# [Record excerpts]
———

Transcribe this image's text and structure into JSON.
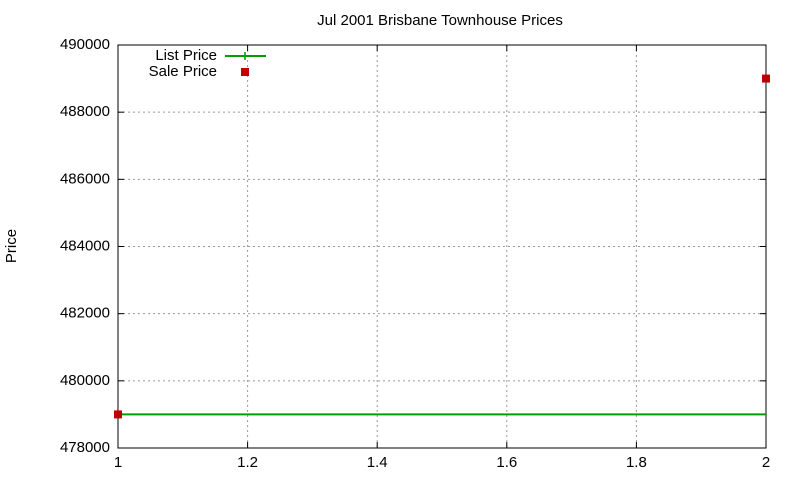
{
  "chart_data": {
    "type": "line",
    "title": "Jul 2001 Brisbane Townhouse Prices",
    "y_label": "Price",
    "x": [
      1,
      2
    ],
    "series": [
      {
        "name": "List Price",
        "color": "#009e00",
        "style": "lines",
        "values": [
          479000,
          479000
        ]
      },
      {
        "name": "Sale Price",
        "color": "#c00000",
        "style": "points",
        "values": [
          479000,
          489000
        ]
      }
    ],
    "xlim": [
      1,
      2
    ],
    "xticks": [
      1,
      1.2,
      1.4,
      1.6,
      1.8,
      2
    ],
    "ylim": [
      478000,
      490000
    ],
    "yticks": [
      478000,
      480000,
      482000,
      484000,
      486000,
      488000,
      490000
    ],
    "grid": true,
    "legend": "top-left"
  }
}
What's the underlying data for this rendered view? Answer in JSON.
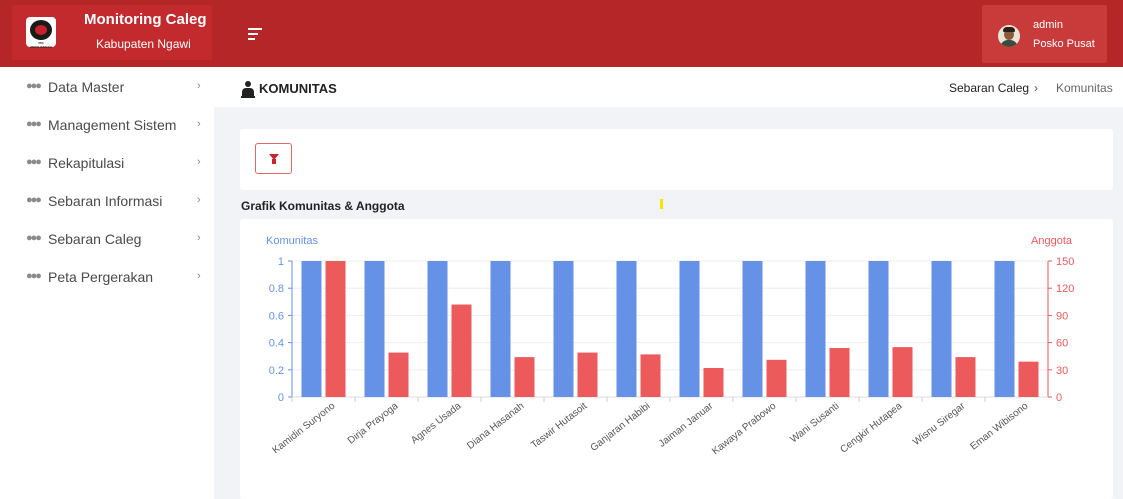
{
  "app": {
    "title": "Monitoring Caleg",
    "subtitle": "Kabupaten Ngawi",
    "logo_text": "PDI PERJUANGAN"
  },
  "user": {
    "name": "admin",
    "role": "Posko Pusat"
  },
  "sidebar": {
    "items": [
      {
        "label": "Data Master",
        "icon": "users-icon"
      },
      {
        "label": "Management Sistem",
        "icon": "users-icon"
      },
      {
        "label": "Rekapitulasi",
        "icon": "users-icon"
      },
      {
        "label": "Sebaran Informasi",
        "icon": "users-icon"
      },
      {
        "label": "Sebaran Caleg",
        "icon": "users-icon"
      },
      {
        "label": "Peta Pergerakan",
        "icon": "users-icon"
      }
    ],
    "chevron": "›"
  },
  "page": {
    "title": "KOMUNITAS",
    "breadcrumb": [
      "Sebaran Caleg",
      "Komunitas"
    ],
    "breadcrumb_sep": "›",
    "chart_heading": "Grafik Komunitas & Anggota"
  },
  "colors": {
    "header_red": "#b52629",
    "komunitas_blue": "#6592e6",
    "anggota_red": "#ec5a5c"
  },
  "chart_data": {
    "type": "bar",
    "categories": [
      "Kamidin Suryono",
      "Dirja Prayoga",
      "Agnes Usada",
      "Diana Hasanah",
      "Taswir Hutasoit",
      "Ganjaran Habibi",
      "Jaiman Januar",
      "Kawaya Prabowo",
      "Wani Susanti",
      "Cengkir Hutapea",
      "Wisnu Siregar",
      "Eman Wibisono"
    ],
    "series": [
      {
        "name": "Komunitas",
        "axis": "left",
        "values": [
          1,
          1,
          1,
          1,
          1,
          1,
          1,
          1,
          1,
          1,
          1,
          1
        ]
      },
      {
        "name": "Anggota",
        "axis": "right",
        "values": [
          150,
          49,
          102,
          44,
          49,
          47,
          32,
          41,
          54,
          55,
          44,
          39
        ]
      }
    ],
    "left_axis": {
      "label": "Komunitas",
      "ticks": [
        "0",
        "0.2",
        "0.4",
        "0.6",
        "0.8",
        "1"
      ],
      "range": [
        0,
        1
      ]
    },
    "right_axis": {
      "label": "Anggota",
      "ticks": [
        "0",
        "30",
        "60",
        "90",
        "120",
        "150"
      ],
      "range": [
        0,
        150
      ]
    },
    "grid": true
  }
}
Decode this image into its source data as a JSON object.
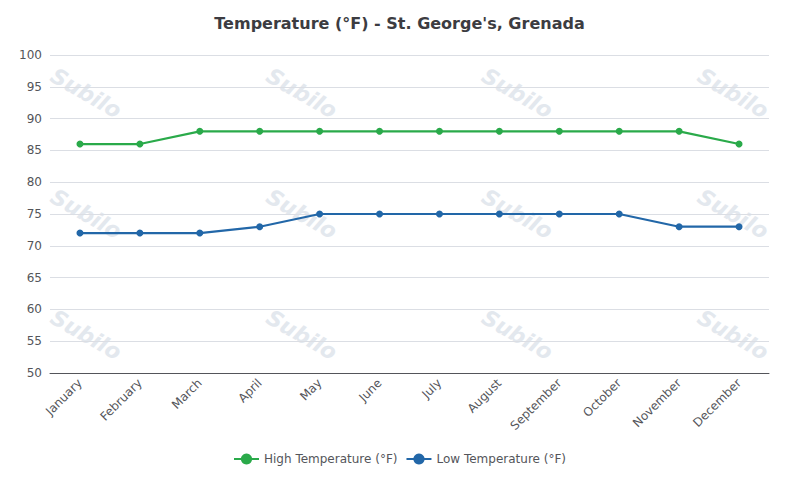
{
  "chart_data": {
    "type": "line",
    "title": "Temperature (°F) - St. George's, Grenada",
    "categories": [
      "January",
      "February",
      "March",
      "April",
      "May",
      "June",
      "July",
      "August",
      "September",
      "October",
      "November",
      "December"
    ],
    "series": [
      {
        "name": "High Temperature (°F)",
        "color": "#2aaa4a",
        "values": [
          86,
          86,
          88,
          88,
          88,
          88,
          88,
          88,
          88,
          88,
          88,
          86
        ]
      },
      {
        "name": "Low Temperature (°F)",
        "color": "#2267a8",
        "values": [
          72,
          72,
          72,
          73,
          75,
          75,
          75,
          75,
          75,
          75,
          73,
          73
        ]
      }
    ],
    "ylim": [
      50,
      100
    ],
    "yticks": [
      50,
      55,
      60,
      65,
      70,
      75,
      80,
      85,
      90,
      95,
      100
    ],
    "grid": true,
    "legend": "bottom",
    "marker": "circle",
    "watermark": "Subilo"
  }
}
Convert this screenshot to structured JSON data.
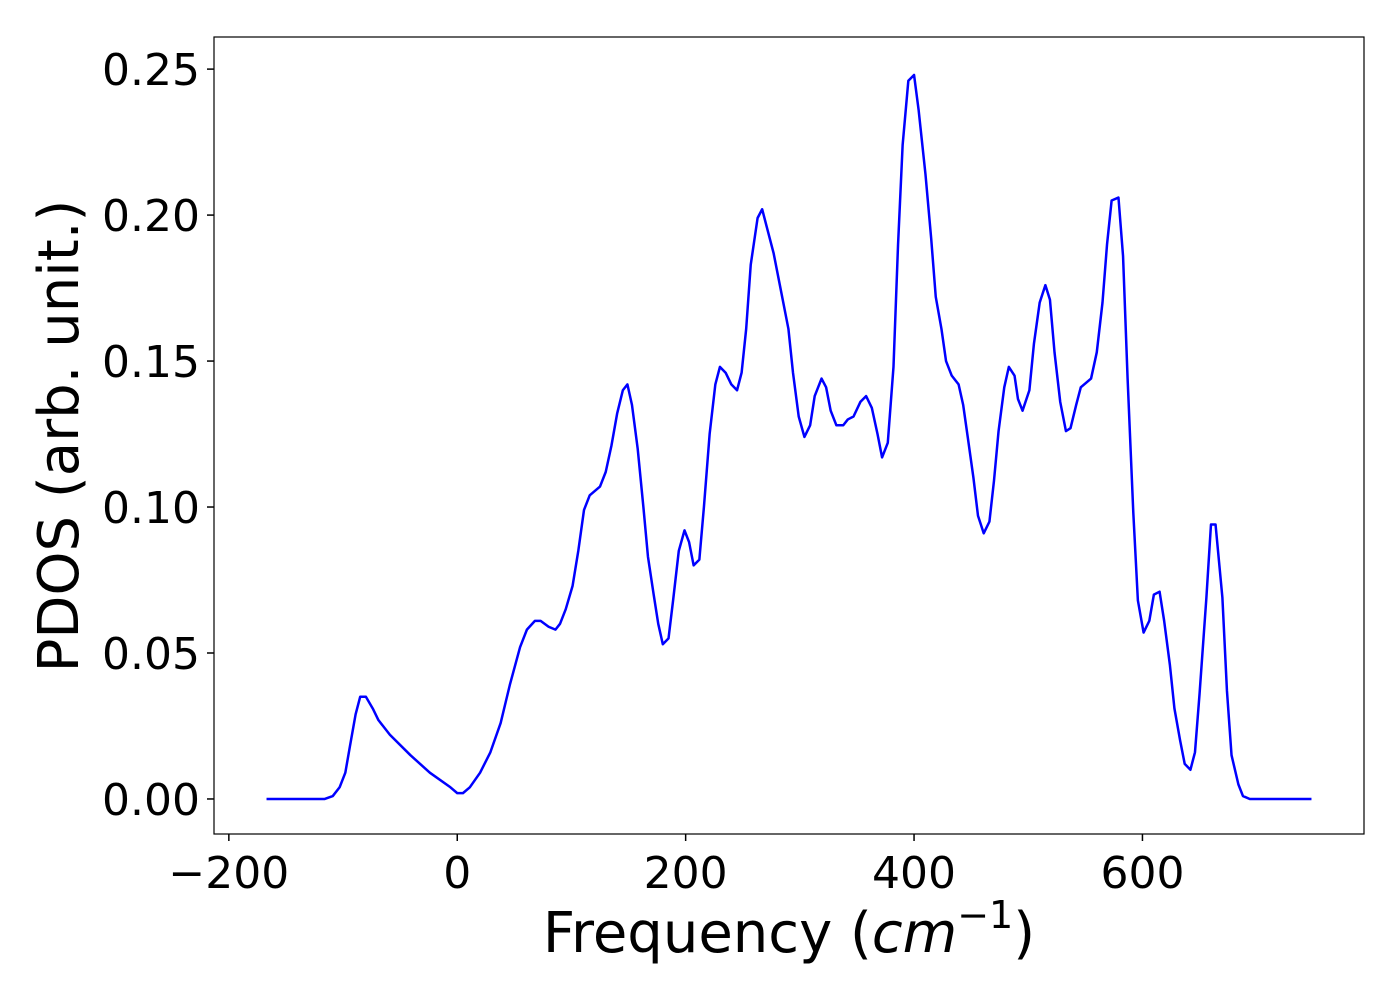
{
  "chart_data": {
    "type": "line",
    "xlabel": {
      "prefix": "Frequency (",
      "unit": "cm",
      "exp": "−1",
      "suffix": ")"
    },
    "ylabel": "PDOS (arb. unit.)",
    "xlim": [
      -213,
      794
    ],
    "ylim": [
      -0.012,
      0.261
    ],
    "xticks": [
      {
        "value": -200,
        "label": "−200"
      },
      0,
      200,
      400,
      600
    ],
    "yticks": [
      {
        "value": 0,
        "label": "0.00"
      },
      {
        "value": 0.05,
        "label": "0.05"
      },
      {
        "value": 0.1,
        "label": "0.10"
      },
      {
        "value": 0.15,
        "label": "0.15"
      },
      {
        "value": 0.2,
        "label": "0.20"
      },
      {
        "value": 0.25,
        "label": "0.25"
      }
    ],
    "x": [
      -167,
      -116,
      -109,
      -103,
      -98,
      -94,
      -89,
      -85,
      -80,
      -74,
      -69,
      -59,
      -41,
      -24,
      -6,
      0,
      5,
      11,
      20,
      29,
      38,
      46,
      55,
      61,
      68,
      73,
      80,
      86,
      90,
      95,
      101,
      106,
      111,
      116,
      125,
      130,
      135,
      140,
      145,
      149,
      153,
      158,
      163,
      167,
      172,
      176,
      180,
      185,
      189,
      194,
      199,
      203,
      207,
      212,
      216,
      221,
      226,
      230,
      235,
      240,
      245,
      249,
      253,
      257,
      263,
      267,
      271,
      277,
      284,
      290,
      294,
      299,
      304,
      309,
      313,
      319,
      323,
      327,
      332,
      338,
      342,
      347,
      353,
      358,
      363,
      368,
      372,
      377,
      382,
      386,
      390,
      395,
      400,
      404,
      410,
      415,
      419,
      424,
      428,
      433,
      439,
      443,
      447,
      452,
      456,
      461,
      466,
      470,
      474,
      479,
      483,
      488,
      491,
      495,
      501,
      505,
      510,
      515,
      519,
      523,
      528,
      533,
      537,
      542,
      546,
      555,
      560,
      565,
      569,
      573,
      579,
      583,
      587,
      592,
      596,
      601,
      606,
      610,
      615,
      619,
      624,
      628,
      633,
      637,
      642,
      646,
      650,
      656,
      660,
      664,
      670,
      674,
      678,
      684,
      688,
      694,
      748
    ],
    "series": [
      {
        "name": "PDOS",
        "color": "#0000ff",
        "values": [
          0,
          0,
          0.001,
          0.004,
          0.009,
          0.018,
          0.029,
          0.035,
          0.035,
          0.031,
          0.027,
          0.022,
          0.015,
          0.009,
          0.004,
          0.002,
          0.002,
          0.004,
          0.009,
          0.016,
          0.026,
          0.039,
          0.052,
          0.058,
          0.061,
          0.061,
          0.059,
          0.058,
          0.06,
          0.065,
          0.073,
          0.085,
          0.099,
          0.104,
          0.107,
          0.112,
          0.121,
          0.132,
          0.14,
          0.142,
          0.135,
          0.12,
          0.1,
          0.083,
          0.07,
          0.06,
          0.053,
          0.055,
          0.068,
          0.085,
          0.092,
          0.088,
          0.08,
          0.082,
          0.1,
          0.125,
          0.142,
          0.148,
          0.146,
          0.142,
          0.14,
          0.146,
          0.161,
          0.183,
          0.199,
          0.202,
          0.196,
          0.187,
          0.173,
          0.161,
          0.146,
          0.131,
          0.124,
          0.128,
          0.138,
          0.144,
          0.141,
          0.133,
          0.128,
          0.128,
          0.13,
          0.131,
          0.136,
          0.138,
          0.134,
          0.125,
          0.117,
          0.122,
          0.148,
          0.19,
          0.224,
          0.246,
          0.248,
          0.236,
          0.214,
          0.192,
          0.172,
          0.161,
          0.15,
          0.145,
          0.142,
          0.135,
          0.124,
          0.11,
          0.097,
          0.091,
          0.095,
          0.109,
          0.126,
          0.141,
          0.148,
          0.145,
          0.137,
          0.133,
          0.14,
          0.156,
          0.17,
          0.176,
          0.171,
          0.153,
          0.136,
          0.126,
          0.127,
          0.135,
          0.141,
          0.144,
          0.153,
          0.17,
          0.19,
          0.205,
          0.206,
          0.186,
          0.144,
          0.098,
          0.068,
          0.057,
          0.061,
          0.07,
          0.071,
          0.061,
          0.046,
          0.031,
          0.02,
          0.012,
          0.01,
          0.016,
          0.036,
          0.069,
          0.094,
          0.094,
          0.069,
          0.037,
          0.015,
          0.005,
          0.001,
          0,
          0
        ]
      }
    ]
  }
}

———

# [Written problem]
Wherever "into" shows up in a line, copy that line.

# [Task solution]
Transcribe this image's text and structure into JSON.
Decode this image into its source data as a JSON object.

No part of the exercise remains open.